• What to work on: Rename "onRoute" to "TripLane" everywhere in the material below. Leave everything else unchanged.

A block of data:
● ● ●

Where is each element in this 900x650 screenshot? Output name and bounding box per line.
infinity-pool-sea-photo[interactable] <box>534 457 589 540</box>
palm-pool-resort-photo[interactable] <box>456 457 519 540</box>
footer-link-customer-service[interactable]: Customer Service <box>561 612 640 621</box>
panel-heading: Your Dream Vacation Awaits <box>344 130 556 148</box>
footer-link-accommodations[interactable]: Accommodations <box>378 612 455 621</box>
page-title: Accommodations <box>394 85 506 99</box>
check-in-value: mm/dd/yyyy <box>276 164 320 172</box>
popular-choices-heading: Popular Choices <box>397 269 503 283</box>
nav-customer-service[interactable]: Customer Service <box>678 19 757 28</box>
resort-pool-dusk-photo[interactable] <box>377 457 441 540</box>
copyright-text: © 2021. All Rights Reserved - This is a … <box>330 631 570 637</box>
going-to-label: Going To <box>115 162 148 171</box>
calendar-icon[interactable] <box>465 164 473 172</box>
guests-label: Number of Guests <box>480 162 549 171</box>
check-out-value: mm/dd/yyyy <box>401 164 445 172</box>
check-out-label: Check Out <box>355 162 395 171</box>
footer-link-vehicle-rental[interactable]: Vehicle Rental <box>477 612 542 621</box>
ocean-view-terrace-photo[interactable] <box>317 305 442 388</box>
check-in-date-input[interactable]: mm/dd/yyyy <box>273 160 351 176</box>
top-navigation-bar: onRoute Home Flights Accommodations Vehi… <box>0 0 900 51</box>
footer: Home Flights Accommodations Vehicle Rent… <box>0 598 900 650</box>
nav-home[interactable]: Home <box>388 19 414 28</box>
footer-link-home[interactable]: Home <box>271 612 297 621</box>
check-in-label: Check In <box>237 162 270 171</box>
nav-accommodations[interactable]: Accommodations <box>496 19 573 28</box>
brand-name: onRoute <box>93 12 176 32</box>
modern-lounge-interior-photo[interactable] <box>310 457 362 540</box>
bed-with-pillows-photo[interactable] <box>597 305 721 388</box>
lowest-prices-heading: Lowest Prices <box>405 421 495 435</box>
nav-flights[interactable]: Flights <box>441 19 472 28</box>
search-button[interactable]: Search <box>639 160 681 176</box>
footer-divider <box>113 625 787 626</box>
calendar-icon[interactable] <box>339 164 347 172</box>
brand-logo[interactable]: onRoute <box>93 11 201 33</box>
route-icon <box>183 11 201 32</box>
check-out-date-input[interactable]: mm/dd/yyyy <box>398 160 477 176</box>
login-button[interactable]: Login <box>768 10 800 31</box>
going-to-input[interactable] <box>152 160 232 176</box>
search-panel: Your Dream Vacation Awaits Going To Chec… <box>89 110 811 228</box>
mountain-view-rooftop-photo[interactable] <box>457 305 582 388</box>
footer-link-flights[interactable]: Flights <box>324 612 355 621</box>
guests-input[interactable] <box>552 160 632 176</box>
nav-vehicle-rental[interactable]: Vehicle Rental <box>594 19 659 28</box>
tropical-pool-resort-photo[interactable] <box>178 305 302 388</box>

● ● ●

• Exercise answer:
Where is each element in this 900x650 screenshot? Output name and bounding box per line.
infinity-pool-sea-photo[interactable] <box>534 457 589 540</box>
palm-pool-resort-photo[interactable] <box>456 457 519 540</box>
footer-link-customer-service[interactable]: Customer Service <box>561 612 640 621</box>
panel-heading: Your Dream Vacation Awaits <box>344 130 556 148</box>
footer-link-accommodations[interactable]: Accommodations <box>378 612 455 621</box>
page-title: Accommodations <box>394 85 506 99</box>
check-in-value: mm/dd/yyyy <box>276 164 320 172</box>
popular-choices-heading: Popular Choices <box>397 269 503 283</box>
nav-customer-service[interactable]: Customer Service <box>678 19 757 28</box>
resort-pool-dusk-photo[interactable] <box>377 457 441 540</box>
copyright-text: © 2021. All Rights Reserved - This is a … <box>330 631 570 637</box>
going-to-label: Going To <box>115 162 148 171</box>
calendar-icon[interactable] <box>465 164 473 172</box>
guests-label: Number of Guests <box>480 162 549 171</box>
check-out-value: mm/dd/yyyy <box>401 164 445 172</box>
check-out-label: Check Out <box>355 162 395 171</box>
footer-link-vehicle-rental[interactable]: Vehicle Rental <box>477 612 542 621</box>
ocean-view-terrace-photo[interactable] <box>317 305 442 388</box>
check-in-date-input[interactable]: mm/dd/yyyy <box>273 160 351 176</box>
top-navigation-bar: TripLane Home Flights Accommodations Vehi… <box>0 0 900 51</box>
footer: Home Flights Accommodations Vehicle Rent… <box>0 598 900 650</box>
nav-home[interactable]: Home <box>388 19 414 28</box>
footer-link-home[interactable]: Home <box>271 612 297 621</box>
check-in-label: Check In <box>237 162 270 171</box>
nav-accommodations[interactable]: Accommodations <box>496 19 573 28</box>
brand-name: TripLane <box>93 12 176 32</box>
modern-lounge-interior-photo[interactable] <box>310 457 362 540</box>
bed-with-pillows-photo[interactable] <box>597 305 721 388</box>
lowest-prices-heading: Lowest Prices <box>405 421 495 435</box>
nav-flights[interactable]: Flights <box>441 19 472 28</box>
search-button[interactable]: Search <box>639 160 681 176</box>
footer-divider <box>113 625 787 626</box>
calendar-icon[interactable] <box>339 164 347 172</box>
brand-logo[interactable]: TripLane <box>93 11 201 33</box>
route-icon <box>183 11 201 32</box>
check-out-date-input[interactable]: mm/dd/yyyy <box>398 160 477 176</box>
login-button[interactable]: Login <box>768 10 800 31</box>
going-to-input[interactable] <box>152 160 232 176</box>
search-panel: Your Dream Vacation Awaits Going To Chec… <box>89 110 811 228</box>
mountain-view-rooftop-photo[interactable] <box>457 305 582 388</box>
footer-link-flights[interactable]: Flights <box>324 612 355 621</box>
guests-input[interactable] <box>552 160 632 176</box>
nav-vehicle-rental[interactable]: Vehicle Rental <box>594 19 659 28</box>
tropical-pool-resort-photo[interactable] <box>178 305 302 388</box>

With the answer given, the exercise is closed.